-- Start of Supplied records --

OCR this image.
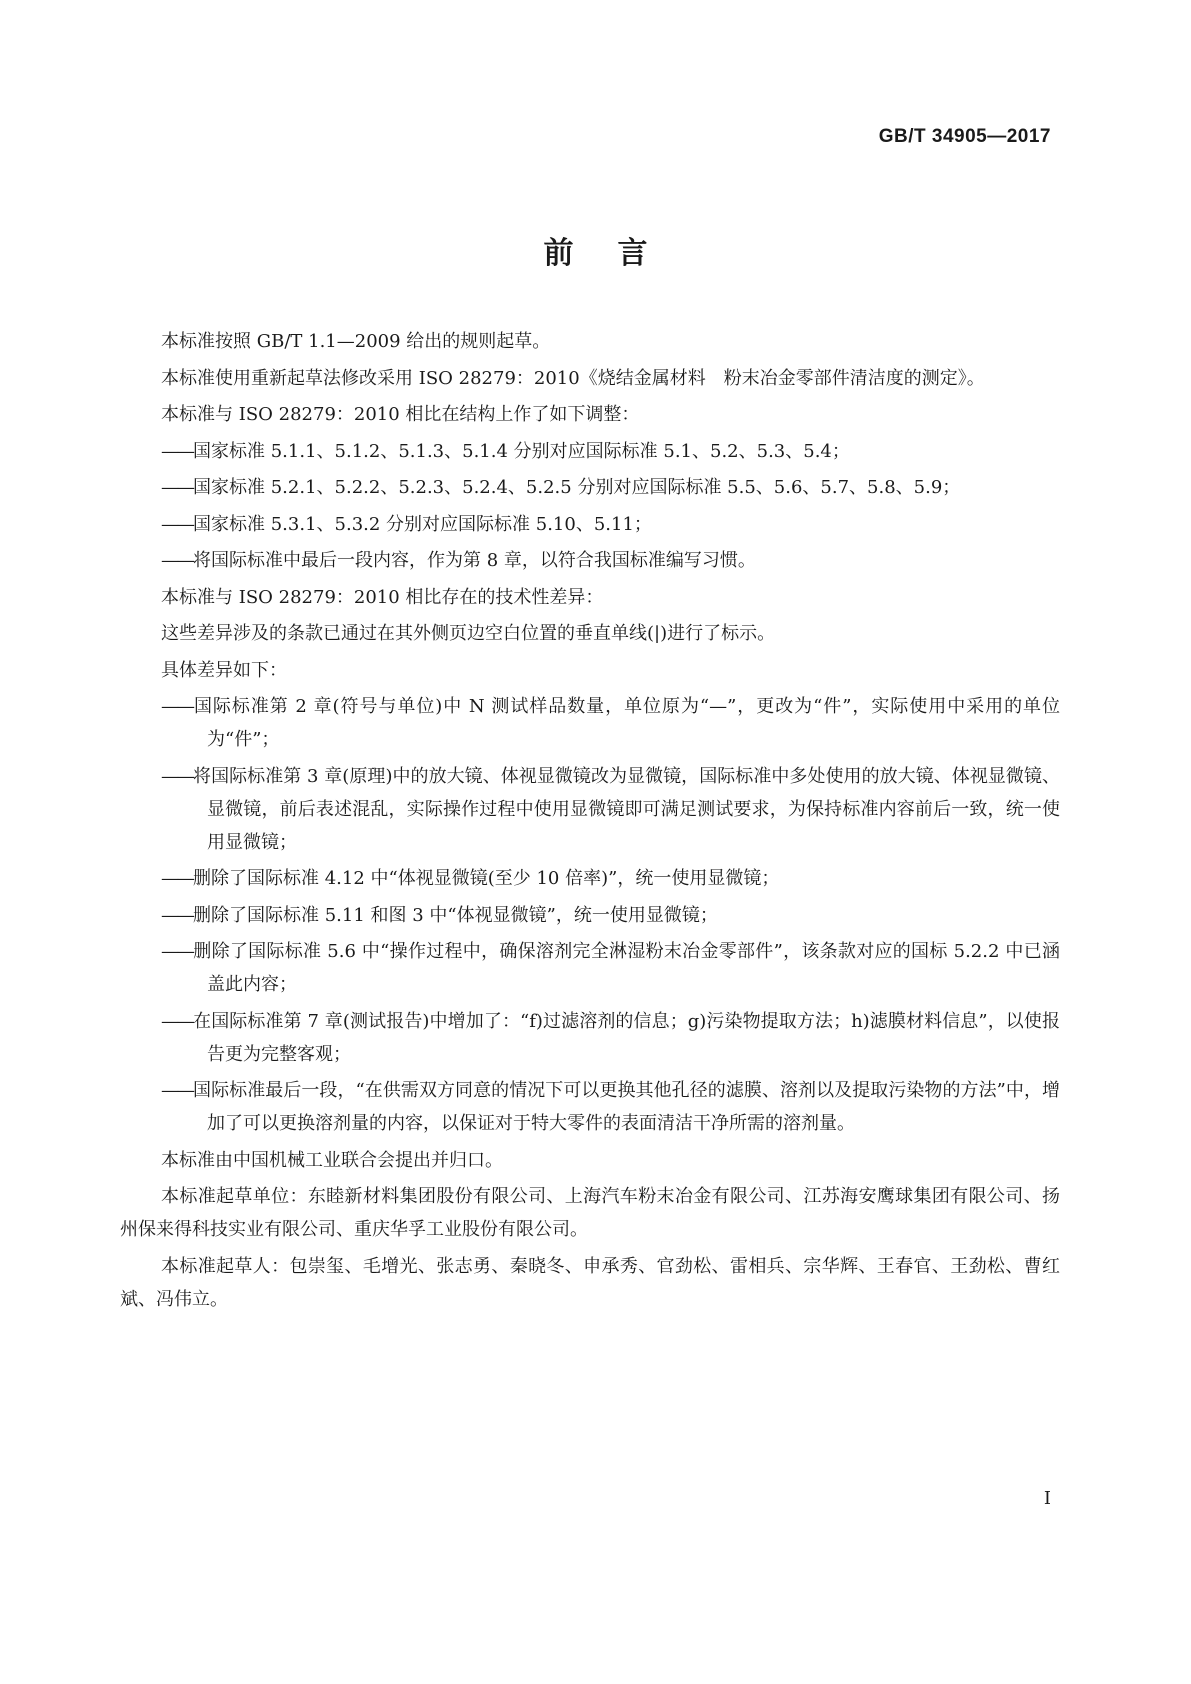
GB/T 34905—2017
前言

本标准按照 GB/T 1.1—2009 给出的规则起草。

本标准使用重新起草法修改采用 ISO 28279：2010《烧结金属材料　粉末冶金零部件清洁度的测定》。

本标准与 ISO 28279：2010 相比在结构上作了如下调整：

——国家标准 5.1.1、5.1.2、5.1.3、5.1.4 分别对应国际标准 5.1、5.2、5.3、5.4；

——国家标准 5.2.1、5.2.2、5.2.3、5.2.4、5.2.5 分别对应国际标准 5.5、5.6、5.7、5.8、5.9；

——国家标准 5.3.1、5.3.2 分别对应国际标准 5.10、5.11；

——将国际标准中最后一段内容，作为第 8 章，以符合我国标准编写习惯。

本标准与 ISO 28279：2010 相比存在的技术性差异：

这些差异涉及的条款已通过在其外侧页边空白位置的垂直单线(|)进行了标示。

具体差异如下：

——国际标准第 2 章(符号与单位)中 N 测试样品数量，单位原为“—”，更改为“件”，实际使用中采用的单位为“件”；

——将国际标准第 3 章(原理)中的放大镜、体视显微镜改为显微镜，国际标准中多处使用的放大镜、体视显微镜、显微镜，前后表述混乱，实际操作过程中使用显微镜即可满足测试要求，为保持标准内容前后一致，统一使用显微镜；

——删除了国际标准 4.12 中“体视显微镜(至少 10 倍率)”，统一使用显微镜；

——删除了国际标准 5.11 和图 3 中“体视显微镜”，统一使用显微镜；

——删除了国际标准 5.6 中“操作过程中，确保溶剂完全淋湿粉末冶金零部件”，该条款对应的国标 5.2.2 中已涵盖此内容；

——在国际标准第 7 章(测试报告)中增加了：“f)过滤溶剂的信息；g)污染物提取方法；h)滤膜材料信息”，以使报告更为完整客观；

——国际标准最后一段，“在供需双方同意的情况下可以更换其他孔径的滤膜、溶剂以及提取污染物的方法”中，增加了可以更换溶剂量的内容，以保证对于特大零件的表面清洁干净所需的溶剂量。

本标准由中国机械工业联合会提出并归口。

本标准起草单位：东睦新材料集团股份有限公司、上海汽车粉末冶金有限公司、江苏海安鹰球集团有限公司、扬州保来得科技实业有限公司、重庆华孚工业股份有限公司。

本标准起草人：包崇玺、毛增光、张志勇、秦晓冬、申承秀、官劲松、雷相兵、宗华辉、王春官、王劲松、曹红斌、冯伟立。

I
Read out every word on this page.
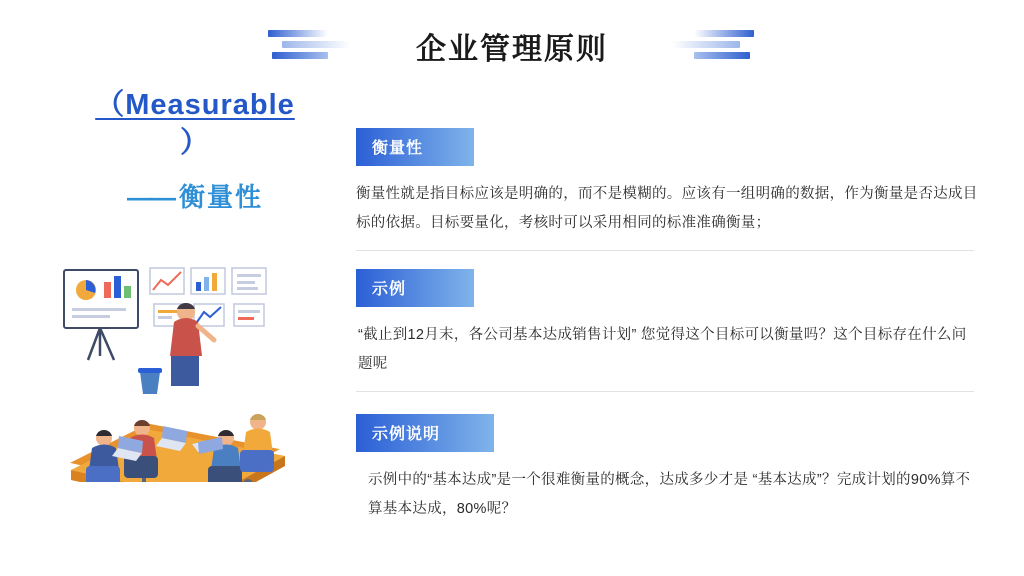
企业管理原则
（Measurable
）
—— 衡量性
衡量性
衡量性就是指目标应该是明确的，而不是模糊的。应该有一组明确的数据，作为衡量是否达成目标的依据。目标要量化，考核时可以采用相同的标准准确衡量；
示例
“截止到12月末，各公司基本达成销售计划” 您觉得这个目标可以衡量吗？这个目标存在什么问题呢
示例说明
示例中的“基本达成”是一个很难衡量的概念，达成多少才是 “基本达成”？完成计划的90%算不算基本达成，80%呢？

-- End of Supplied records --

### Required task
Replicate the material above verbatim; images stay out of the copy.

### The reply
OCR this image.
GB/T 34905—2017
前言

本标准按照 GB/T 1.1—2009 给出的规则起草。

本标准使用重新起草法修改采用 ISO 28279：2010《烧结金属材料　粉末冶金零部件清洁度的测定》。

本标准与 ISO 28279：2010 相比在结构上作了如下调整：

——国家标准 5.1.1、5.1.2、5.1.3、5.1.4 分别对应国际标准 5.1、5.2、5.3、5.4；

——国家标准 5.2.1、5.2.2、5.2.3、5.2.4、5.2.5 分别对应国际标准 5.5、5.6、5.7、5.8、5.9；

——国家标准 5.3.1、5.3.2 分别对应国际标准 5.10、5.11；

——将国际标准中最后一段内容，作为第 8 章，以符合我国标准编写习惯。

本标准与 ISO 28279：2010 相比存在的技术性差异：

这些差异涉及的条款已通过在其外侧页边空白位置的垂直单线(|)进行了标示。

具体差异如下：

——国际标准第 2 章(符号与单位)中 N 测试样品数量，单位原为“—”，更改为“件”，实际使用中采用的单位为“件”；

——将国际标准第 3 章(原理)中的放大镜、体视显微镜改为显微镜，国际标准中多处使用的放大镜、体视显微镜、显微镜，前后表述混乱，实际操作过程中使用显微镜即可满足测试要求，为保持标准内容前后一致，统一使用显微镜；

——删除了国际标准 4.12 中“体视显微镜(至少 10 倍率)”，统一使用显微镜；

——删除了国际标准 5.11 和图 3 中“体视显微镜”，统一使用显微镜；

——删除了国际标准 5.6 中“操作过程中，确保溶剂完全淋湿粉末冶金零部件”，该条款对应的国标 5.2.2 中已涵盖此内容；

——在国际标准第 7 章(测试报告)中增加了：“f)过滤溶剂的信息；g)污染物提取方法；h)滤膜材料信息”，以使报告更为完整客观；

——国际标准最后一段，“在供需双方同意的情况下可以更换其他孔径的滤膜、溶剂以及提取污染物的方法”中，增加了可以更换溶剂量的内容，以保证对于特大零件的表面清洁干净所需的溶剂量。

本标准由中国机械工业联合会提出并归口。

本标准起草单位：东睦新材料集团股份有限公司、上海汽车粉末冶金有限公司、江苏海安鹰球集团有限公司、扬州保来得科技实业有限公司、重庆华孚工业股份有限公司。

本标准起草人：包崇玺、毛增光、张志勇、秦晓冬、申承秀、官劲松、雷相兵、宗华辉、王春官、王劲松、曹红斌、冯伟立。

I
Read out every word on this page.
企业管理原则
（Measurable
）
—— 衡量性
衡量性
衡量性就是指目标应该是明确的，而不是模糊的。应该有一组明确的数据，作为衡量是否达成目标的依据。目标要量化，考核时可以采用相同的标准准确衡量；
示例
“截止到12月末，各公司基本达成销售计划” 您觉得这个目标可以衡量吗？这个目标存在什么问题呢
示例说明
示例中的“基本达成”是一个很难衡量的概念，达成多少才是 “基本达成”？完成计划的90%算不算基本达成，80%呢？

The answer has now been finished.